**REQUIREMENT:** Identify the lines containing the word "true". Copy each one.

**RECORDS PROVIDED:**
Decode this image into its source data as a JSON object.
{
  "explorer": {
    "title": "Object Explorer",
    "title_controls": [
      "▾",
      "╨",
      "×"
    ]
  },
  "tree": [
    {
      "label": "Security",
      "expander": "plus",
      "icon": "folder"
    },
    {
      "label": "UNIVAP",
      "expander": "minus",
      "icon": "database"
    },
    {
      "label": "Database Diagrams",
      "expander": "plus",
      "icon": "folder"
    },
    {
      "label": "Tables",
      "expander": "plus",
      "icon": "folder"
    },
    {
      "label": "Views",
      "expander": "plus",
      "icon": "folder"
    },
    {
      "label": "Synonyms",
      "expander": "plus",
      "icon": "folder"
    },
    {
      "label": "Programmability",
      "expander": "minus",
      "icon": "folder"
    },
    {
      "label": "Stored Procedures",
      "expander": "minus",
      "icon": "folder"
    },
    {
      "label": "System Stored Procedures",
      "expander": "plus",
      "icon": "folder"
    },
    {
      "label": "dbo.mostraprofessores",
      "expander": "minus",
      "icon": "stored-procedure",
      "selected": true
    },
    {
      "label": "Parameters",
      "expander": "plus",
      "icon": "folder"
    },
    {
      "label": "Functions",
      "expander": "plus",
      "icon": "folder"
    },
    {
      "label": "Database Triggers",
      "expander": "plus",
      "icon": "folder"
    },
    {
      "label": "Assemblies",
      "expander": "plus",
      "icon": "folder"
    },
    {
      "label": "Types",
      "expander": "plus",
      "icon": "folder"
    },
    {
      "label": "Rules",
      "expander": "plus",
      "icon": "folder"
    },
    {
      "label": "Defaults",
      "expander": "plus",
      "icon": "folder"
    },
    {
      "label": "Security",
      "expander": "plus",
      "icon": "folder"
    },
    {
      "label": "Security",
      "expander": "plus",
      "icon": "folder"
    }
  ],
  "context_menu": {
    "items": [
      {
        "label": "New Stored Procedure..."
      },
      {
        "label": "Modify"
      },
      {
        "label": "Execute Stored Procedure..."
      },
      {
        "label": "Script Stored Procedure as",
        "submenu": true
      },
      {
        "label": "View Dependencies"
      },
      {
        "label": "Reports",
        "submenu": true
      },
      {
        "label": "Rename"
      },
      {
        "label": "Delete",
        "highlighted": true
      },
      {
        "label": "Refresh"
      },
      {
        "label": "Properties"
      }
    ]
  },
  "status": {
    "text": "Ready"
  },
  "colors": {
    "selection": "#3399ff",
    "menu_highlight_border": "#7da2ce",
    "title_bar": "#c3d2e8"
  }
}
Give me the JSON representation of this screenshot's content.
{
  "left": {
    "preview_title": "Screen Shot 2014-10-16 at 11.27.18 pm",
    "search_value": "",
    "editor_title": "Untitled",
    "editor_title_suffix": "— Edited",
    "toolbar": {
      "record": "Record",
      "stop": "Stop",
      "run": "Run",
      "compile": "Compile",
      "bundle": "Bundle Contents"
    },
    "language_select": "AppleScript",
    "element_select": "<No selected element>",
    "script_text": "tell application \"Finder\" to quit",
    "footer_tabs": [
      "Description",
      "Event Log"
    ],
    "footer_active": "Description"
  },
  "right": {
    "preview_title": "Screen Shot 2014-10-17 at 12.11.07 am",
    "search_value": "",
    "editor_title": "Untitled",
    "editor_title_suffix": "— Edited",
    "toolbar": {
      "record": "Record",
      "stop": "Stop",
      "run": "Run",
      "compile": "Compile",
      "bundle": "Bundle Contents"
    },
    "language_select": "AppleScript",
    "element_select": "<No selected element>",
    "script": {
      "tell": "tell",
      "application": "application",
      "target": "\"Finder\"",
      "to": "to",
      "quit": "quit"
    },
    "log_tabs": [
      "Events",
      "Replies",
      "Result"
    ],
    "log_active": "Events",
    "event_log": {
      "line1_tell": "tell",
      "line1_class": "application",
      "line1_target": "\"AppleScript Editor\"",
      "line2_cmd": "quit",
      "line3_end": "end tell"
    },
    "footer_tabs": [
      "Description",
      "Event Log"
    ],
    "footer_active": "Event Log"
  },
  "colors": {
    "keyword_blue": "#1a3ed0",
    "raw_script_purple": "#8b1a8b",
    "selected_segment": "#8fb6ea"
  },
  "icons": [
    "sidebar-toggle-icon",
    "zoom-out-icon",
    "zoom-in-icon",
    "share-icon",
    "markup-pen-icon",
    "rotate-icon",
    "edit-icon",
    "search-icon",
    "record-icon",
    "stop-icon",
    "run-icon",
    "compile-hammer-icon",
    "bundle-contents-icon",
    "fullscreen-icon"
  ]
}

--

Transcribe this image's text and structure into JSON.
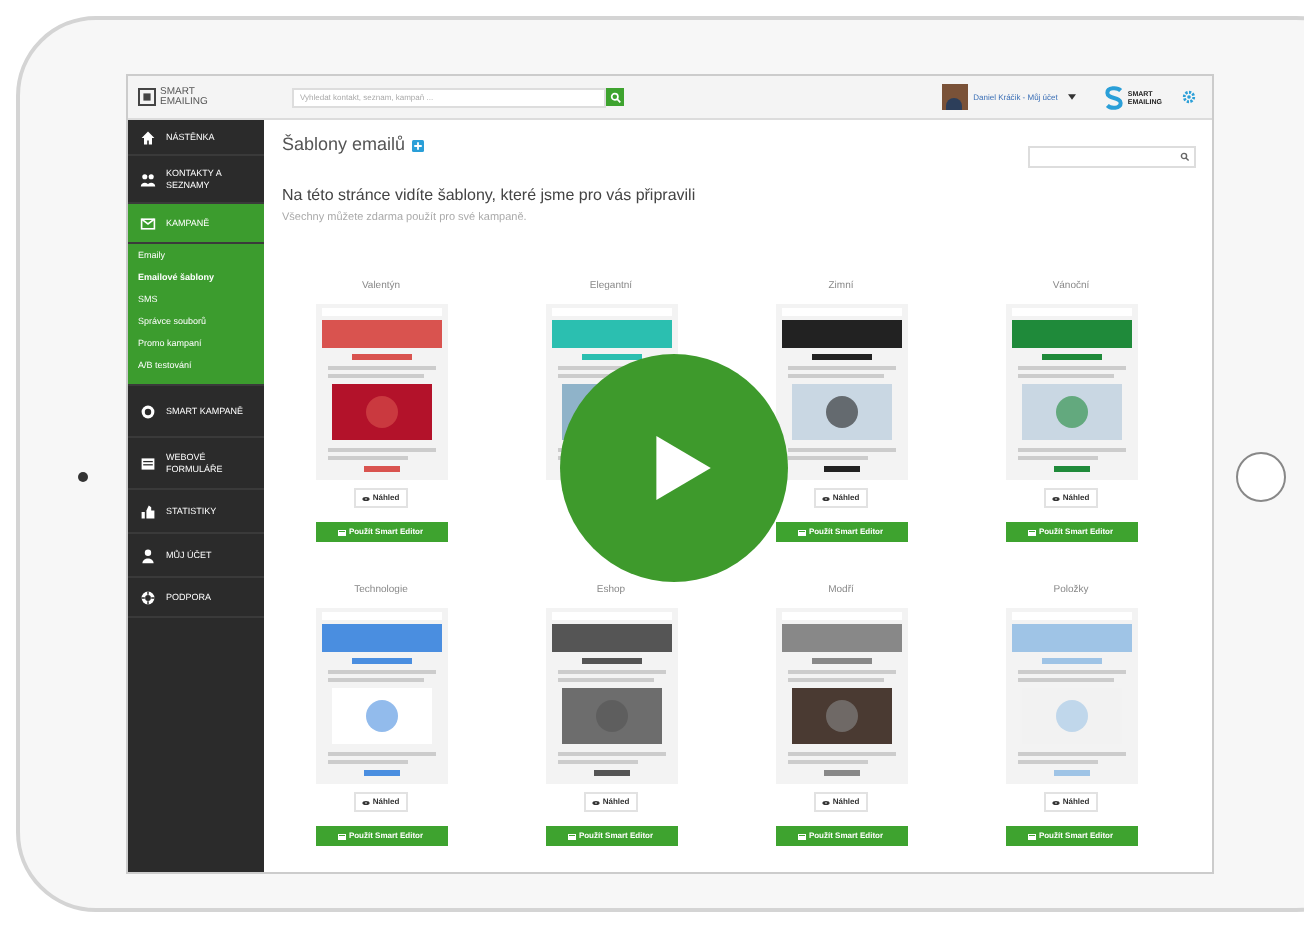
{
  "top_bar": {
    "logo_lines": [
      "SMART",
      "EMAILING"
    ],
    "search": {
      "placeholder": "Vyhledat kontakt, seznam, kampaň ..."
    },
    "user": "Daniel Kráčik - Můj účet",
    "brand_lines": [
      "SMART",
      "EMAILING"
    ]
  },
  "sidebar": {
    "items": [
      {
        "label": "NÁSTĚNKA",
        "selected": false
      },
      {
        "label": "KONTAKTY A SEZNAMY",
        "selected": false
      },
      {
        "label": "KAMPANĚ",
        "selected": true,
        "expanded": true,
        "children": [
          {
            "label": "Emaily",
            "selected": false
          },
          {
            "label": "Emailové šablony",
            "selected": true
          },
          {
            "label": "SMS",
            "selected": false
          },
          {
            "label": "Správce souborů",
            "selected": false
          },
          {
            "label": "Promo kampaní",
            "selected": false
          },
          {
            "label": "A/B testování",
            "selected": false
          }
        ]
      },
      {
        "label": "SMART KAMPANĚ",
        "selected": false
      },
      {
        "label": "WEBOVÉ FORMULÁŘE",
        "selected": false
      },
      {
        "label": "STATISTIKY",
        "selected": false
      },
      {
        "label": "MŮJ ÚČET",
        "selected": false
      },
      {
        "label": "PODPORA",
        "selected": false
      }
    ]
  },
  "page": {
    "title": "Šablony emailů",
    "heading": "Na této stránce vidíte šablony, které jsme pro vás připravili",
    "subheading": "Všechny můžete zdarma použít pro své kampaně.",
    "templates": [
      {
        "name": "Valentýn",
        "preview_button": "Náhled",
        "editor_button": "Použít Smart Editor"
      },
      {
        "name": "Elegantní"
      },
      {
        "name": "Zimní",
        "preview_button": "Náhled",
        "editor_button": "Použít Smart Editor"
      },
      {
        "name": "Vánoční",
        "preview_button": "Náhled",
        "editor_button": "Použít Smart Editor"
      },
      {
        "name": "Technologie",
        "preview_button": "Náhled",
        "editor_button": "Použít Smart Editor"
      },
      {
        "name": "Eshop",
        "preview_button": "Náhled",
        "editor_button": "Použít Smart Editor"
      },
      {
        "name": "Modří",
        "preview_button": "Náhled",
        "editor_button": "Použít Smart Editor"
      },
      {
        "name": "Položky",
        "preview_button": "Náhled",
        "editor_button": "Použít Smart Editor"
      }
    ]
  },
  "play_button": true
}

...

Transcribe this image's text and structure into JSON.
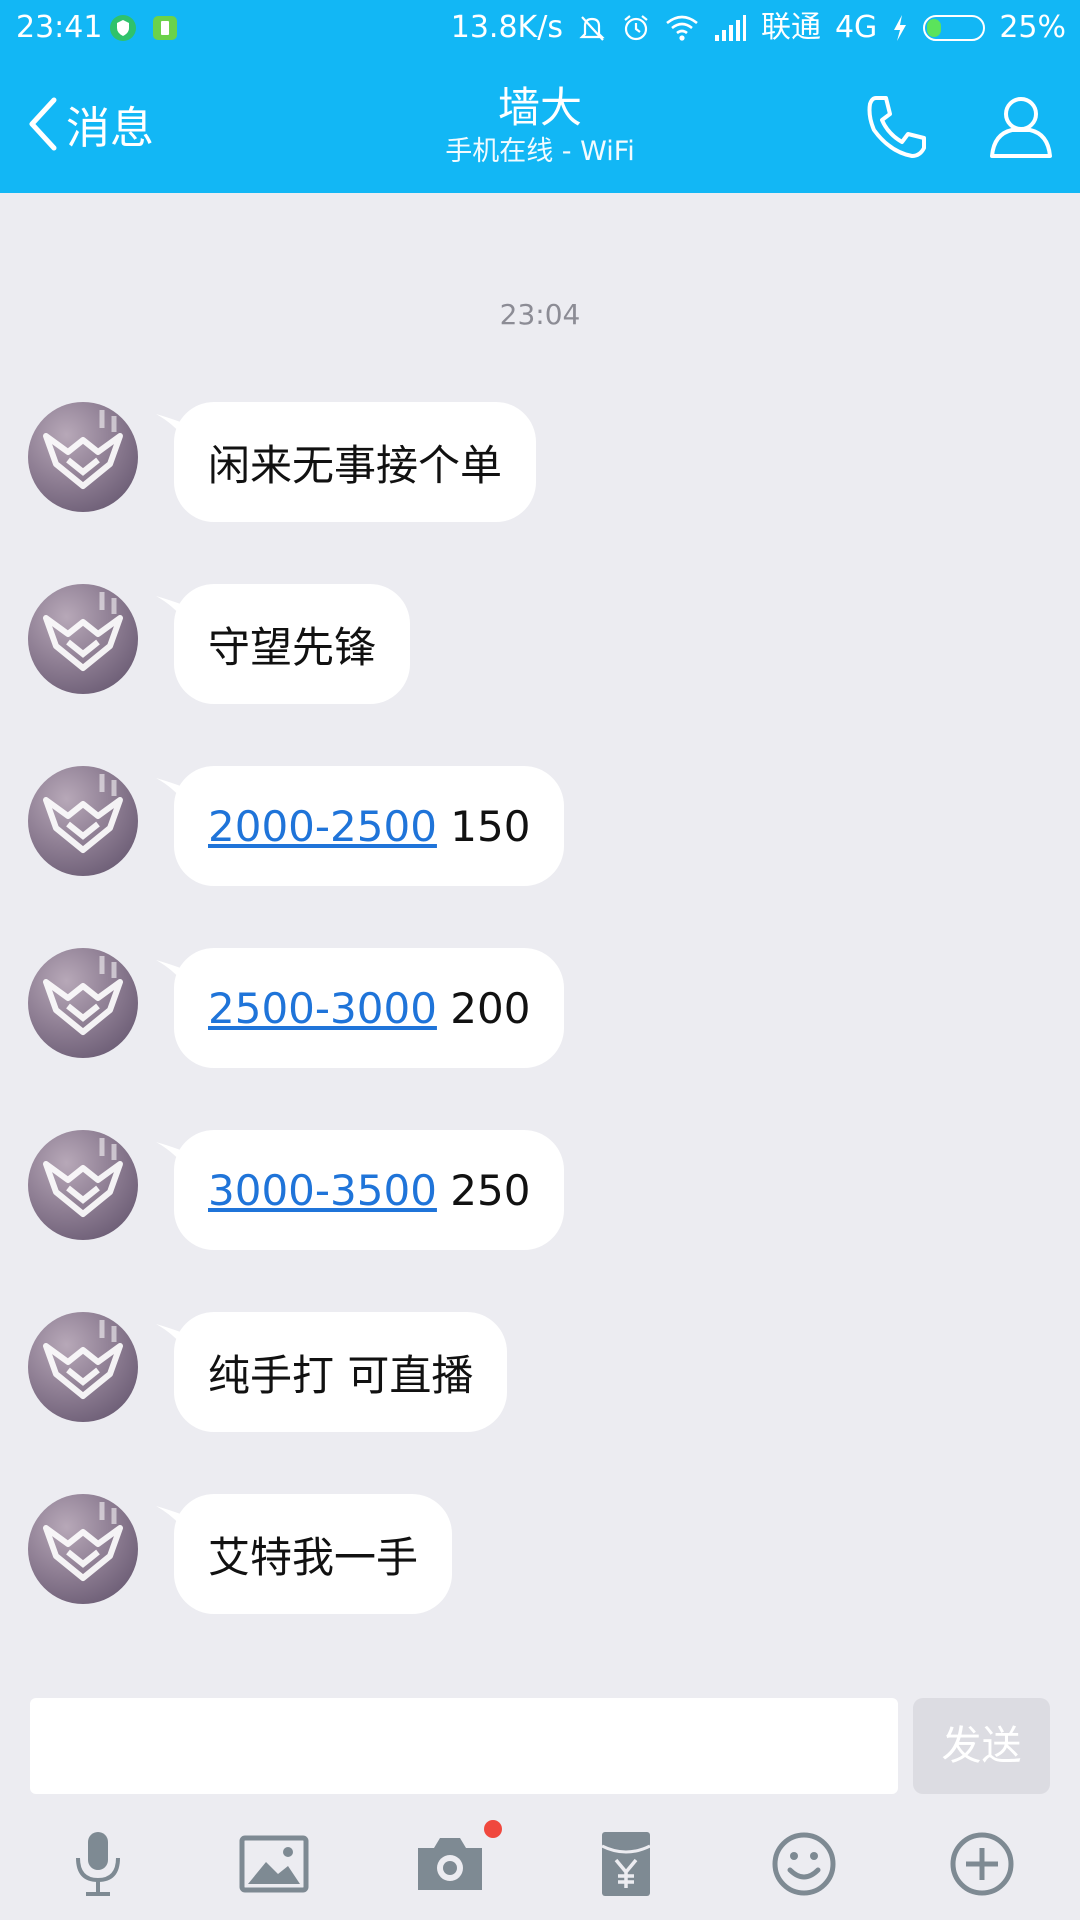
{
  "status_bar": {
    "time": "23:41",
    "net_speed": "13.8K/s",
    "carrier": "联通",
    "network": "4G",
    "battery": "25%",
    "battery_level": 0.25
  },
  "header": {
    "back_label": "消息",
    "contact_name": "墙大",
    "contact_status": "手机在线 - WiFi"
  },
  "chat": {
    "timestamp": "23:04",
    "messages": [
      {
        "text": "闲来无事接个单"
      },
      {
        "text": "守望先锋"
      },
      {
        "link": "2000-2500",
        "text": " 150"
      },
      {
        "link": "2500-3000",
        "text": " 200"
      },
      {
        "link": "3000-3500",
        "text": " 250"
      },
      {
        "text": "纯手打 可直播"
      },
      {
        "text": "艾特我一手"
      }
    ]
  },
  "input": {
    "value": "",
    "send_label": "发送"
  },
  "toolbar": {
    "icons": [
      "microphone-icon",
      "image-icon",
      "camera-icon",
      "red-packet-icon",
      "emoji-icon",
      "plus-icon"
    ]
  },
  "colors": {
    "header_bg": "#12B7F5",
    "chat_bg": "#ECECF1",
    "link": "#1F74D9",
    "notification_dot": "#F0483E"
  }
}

**SOLUTION TO THE PROBLEM:**
      "selected": true
        "submenu": true
        "submenu": true
        "highlighted": true
        "selected": true,
        "expanded": true,
            "selected": true
  "play_button": true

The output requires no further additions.